→ Problem statement
Transcribe each line of the listing below without altering anything.

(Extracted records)

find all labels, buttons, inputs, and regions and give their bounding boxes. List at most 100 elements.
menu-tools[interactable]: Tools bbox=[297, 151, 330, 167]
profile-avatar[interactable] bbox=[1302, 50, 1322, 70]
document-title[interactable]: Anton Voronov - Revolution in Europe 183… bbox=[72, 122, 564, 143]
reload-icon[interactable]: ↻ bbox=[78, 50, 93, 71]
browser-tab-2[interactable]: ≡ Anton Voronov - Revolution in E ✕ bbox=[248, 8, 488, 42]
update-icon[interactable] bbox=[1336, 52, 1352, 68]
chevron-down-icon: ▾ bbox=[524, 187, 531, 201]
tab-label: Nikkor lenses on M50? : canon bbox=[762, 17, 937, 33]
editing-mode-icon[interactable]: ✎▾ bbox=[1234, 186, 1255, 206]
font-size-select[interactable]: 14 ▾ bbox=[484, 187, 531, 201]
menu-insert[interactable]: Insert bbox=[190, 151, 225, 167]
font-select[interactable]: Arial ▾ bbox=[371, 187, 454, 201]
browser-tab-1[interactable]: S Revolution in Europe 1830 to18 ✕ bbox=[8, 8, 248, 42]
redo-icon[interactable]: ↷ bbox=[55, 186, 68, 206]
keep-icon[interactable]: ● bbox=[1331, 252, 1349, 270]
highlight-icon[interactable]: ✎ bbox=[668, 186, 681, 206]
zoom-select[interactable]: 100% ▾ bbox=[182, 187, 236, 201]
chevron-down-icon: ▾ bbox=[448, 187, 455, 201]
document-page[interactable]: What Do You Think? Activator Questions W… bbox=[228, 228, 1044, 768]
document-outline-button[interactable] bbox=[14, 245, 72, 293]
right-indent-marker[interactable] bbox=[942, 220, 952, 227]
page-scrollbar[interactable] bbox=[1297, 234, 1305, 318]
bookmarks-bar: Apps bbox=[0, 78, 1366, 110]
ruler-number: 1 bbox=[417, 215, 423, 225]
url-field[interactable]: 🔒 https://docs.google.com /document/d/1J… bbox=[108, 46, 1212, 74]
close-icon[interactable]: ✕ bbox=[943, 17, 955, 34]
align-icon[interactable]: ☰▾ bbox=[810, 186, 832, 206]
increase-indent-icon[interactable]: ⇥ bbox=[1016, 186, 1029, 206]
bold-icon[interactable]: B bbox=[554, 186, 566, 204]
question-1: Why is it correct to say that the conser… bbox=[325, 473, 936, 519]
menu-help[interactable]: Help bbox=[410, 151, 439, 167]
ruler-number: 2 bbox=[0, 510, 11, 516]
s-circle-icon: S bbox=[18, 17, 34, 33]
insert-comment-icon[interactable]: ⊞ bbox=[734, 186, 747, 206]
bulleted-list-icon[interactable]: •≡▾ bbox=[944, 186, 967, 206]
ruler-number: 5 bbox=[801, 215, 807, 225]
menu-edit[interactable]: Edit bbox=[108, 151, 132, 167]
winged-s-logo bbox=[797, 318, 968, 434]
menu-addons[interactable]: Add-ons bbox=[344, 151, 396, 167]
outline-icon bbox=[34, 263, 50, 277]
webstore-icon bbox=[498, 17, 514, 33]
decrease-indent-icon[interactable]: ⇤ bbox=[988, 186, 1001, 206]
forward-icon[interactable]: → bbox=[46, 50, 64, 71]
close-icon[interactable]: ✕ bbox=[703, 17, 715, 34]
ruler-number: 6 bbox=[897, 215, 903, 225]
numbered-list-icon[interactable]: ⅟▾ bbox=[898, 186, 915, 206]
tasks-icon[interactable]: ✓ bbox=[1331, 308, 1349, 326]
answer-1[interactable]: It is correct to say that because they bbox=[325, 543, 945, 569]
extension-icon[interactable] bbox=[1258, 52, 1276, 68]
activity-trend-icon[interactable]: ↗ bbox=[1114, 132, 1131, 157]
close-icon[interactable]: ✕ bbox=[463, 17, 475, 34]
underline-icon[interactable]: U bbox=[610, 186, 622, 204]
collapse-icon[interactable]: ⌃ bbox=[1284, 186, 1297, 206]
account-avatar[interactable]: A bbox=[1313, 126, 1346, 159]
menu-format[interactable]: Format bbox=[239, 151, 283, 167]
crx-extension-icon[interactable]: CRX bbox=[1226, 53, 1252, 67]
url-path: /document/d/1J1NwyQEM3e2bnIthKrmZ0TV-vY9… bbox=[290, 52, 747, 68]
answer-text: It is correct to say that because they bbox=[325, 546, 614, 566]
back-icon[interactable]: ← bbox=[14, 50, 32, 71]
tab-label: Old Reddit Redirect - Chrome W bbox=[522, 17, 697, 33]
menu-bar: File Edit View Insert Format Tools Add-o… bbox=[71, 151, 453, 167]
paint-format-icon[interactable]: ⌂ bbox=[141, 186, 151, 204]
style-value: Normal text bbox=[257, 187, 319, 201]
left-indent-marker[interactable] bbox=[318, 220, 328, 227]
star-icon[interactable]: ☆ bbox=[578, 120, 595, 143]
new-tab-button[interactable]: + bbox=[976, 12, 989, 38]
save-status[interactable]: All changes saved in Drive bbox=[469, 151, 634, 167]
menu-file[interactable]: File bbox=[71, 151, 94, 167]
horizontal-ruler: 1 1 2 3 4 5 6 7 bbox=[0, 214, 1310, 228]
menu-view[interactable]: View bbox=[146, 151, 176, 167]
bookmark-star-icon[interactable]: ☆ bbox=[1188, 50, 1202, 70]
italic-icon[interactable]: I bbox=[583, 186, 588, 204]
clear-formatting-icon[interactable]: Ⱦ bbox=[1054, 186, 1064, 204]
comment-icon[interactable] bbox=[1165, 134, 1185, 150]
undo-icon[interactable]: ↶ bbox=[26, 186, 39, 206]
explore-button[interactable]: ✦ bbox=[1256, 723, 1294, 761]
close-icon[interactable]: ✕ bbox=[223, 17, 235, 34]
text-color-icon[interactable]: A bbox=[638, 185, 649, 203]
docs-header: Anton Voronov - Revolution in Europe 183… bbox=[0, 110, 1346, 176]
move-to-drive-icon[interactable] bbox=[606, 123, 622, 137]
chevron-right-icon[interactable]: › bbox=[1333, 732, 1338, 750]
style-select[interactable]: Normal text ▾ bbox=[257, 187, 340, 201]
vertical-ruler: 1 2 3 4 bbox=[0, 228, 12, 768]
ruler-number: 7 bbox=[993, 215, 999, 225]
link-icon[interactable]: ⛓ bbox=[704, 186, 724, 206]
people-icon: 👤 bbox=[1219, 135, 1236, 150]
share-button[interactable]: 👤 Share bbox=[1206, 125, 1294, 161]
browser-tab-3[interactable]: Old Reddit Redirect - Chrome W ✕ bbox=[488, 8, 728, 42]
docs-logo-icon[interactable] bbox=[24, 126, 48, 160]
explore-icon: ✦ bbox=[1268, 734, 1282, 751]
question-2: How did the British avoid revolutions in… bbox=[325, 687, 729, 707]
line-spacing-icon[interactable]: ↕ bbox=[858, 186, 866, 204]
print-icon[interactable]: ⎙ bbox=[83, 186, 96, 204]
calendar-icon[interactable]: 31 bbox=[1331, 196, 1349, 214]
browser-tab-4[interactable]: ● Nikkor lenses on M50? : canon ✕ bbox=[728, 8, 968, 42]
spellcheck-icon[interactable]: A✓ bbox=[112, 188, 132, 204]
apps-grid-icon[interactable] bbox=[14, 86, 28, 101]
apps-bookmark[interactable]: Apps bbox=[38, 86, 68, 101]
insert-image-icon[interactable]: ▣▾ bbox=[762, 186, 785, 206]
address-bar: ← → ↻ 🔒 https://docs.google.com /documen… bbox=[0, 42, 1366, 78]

→ Answer to the problem
find all labels, buttons, inputs, and regions and give their bounding boxes. List at most 100 elements.
menu-tools[interactable]: Tools bbox=[297, 151, 330, 167]
profile-avatar[interactable] bbox=[1302, 50, 1322, 70]
document-title[interactable]: Anton Voronov - Revolution in Europe 183… bbox=[72, 122, 564, 143]
reload-icon[interactable]: ↻ bbox=[78, 50, 93, 71]
browser-tab-2[interactable]: ≡ Anton Voronov - Revolution in E ✕ bbox=[248, 8, 488, 42]
update-icon[interactable] bbox=[1336, 52, 1352, 68]
chevron-down-icon: ▾ bbox=[524, 187, 531, 201]
tab-label: Nikkor lenses on M50? : canon bbox=[762, 17, 937, 33]
editing-mode-icon[interactable]: ✎▾ bbox=[1234, 186, 1255, 206]
font-size-select[interactable]: 14 ▾ bbox=[484, 187, 531, 201]
menu-insert[interactable]: Insert bbox=[190, 151, 225, 167]
font-select[interactable]: Arial ▾ bbox=[371, 187, 454, 201]
browser-tab-1[interactable]: S Revolution in Europe 1830 to18 ✕ bbox=[8, 8, 248, 42]
redo-icon[interactable]: ↷ bbox=[55, 186, 68, 206]
keep-icon[interactable]: ● bbox=[1331, 252, 1349, 270]
highlight-icon[interactable]: ✎ bbox=[668, 186, 681, 206]
zoom-select[interactable]: 100% ▾ bbox=[182, 187, 236, 201]
chevron-down-icon: ▾ bbox=[448, 187, 455, 201]
document-page[interactable]: What Do You Think? Activator Questions W… bbox=[228, 228, 1044, 768]
document-outline-button[interactable] bbox=[14, 245, 72, 293]
right-indent-marker[interactable] bbox=[942, 220, 952, 227]
page-scrollbar[interactable] bbox=[1297, 234, 1305, 318]
bookmarks-bar: Apps bbox=[0, 78, 1366, 110]
ruler-number: 1 bbox=[417, 215, 423, 225]
url-field[interactable]: 🔒 https://docs.google.com /document/d/1J… bbox=[108, 46, 1212, 74]
close-icon[interactable]: ✕ bbox=[943, 17, 955, 34]
align-icon[interactable]: ☰▾ bbox=[810, 186, 832, 206]
increase-indent-icon[interactable]: ⇥ bbox=[1016, 186, 1029, 206]
bold-icon[interactable]: B bbox=[554, 186, 566, 204]
question-1: Why is it correct to say that the conser… bbox=[325, 473, 936, 519]
menu-help[interactable]: Help bbox=[410, 151, 439, 167]
ruler-number: 2 bbox=[0, 510, 11, 516]
s-circle-icon: S bbox=[18, 17, 34, 33]
insert-comment-icon[interactable]: ⊞ bbox=[734, 186, 747, 206]
bulleted-list-icon[interactable]: •≡▾ bbox=[944, 186, 967, 206]
ruler-number: 5 bbox=[801, 215, 807, 225]
menu-edit[interactable]: Edit bbox=[108, 151, 132, 167]
winged-s-logo bbox=[797, 318, 968, 434]
menu-addons[interactable]: Add-ons bbox=[344, 151, 396, 167]
outline-icon bbox=[34, 263, 50, 277]
webstore-icon bbox=[498, 17, 514, 33]
decrease-indent-icon[interactable]: ⇤ bbox=[988, 186, 1001, 206]
forward-icon[interactable]: → bbox=[46, 50, 64, 71]
close-icon[interactable]: ✕ bbox=[703, 17, 715, 34]
ruler-number: 6 bbox=[897, 215, 903, 225]
numbered-list-icon[interactable]: ⅟▾ bbox=[898, 186, 915, 206]
tasks-icon[interactable]: ✓ bbox=[1331, 308, 1349, 326]
answer-1[interactable]: It is correct to say that because they bbox=[325, 543, 945, 569]
extension-icon[interactable] bbox=[1258, 52, 1276, 68]
activity-trend-icon[interactable]: ↗ bbox=[1114, 132, 1131, 157]
close-icon[interactable]: ✕ bbox=[463, 17, 475, 34]
underline-icon[interactable]: U bbox=[610, 186, 622, 204]
collapse-icon[interactable]: ⌃ bbox=[1284, 186, 1297, 206]
account-avatar[interactable]: A bbox=[1313, 126, 1346, 159]
menu-format[interactable]: Format bbox=[239, 151, 283, 167]
crx-extension-icon[interactable]: CRX bbox=[1226, 53, 1252, 67]
url-path: /document/d/1J1NwyQEM3e2bnIthKrmZ0TV-vY9… bbox=[290, 52, 747, 68]
answer-text: It is correct to say that because they bbox=[325, 546, 614, 566]
back-icon[interactable]: ← bbox=[14, 50, 32, 71]
tab-label: Old Reddit Redirect - Chrome W bbox=[522, 17, 697, 33]
menu-bar: File Edit View Insert Format Tools Add-o… bbox=[71, 151, 453, 167]
paint-format-icon[interactable]: ⌂ bbox=[141, 186, 151, 204]
style-value: Normal text bbox=[257, 187, 319, 201]
left-indent-marker[interactable] bbox=[318, 220, 328, 227]
star-icon[interactable]: ☆ bbox=[578, 120, 595, 143]
new-tab-button[interactable]: + bbox=[976, 12, 989, 38]
save-status[interactable]: All changes saved in Drive bbox=[469, 151, 634, 167]
menu-file[interactable]: File bbox=[71, 151, 94, 167]
horizontal-ruler: 1 1 2 3 4 5 6 7 bbox=[0, 214, 1310, 228]
menu-view[interactable]: View bbox=[146, 151, 176, 167]
bookmark-star-icon[interactable]: ☆ bbox=[1188, 50, 1202, 70]
italic-icon[interactable]: I bbox=[583, 186, 588, 204]
clear-formatting-icon[interactable]: Ⱦ bbox=[1054, 186, 1064, 204]
comment-icon[interactable] bbox=[1165, 134, 1185, 150]
undo-icon[interactable]: ↶ bbox=[26, 186, 39, 206]
explore-button[interactable]: ✦ bbox=[1256, 723, 1294, 761]
close-icon[interactable]: ✕ bbox=[223, 17, 235, 34]
text-color-icon[interactable]: A bbox=[638, 185, 649, 203]
docs-header: Anton Voronov - Revolution in Europe 183… bbox=[0, 110, 1346, 176]
move-to-drive-icon[interactable] bbox=[606, 123, 622, 137]
chevron-right-icon[interactable]: › bbox=[1333, 732, 1338, 750]
style-select[interactable]: Normal text ▾ bbox=[257, 187, 340, 201]
vertical-ruler: 1 2 3 4 bbox=[0, 228, 12, 768]
ruler-number: 7 bbox=[993, 215, 999, 225]
link-icon[interactable]: ⛓ bbox=[704, 186, 724, 206]
people-icon: 👤 bbox=[1219, 135, 1236, 150]
share-button[interactable]: 👤 Share bbox=[1206, 125, 1294, 161]
browser-tab-3[interactable]: Old Reddit Redirect - Chrome W ✕ bbox=[488, 8, 728, 42]
docs-logo-icon[interactable] bbox=[24, 126, 48, 160]
explore-icon: ✦ bbox=[1268, 734, 1282, 751]
question-2: How did the British avoid revolutions in… bbox=[325, 687, 729, 707]
line-spacing-icon[interactable]: ↕ bbox=[858, 186, 866, 204]
print-icon[interactable]: ⎙ bbox=[83, 186, 96, 204]
calendar-icon[interactable]: 31 bbox=[1331, 196, 1349, 214]
browser-tab-4[interactable]: ● Nikkor lenses on M50? : canon ✕ bbox=[728, 8, 968, 42]
spellcheck-icon[interactable]: A✓ bbox=[112, 188, 132, 204]
apps-grid-icon[interactable] bbox=[14, 86, 28, 101]
apps-bookmark[interactable]: Apps bbox=[38, 86, 68, 101]
insert-image-icon[interactable]: ▣▾ bbox=[762, 186, 785, 206]
address-bar: ← → ↻ 🔒 https://docs.google.com /documen… bbox=[0, 42, 1366, 78]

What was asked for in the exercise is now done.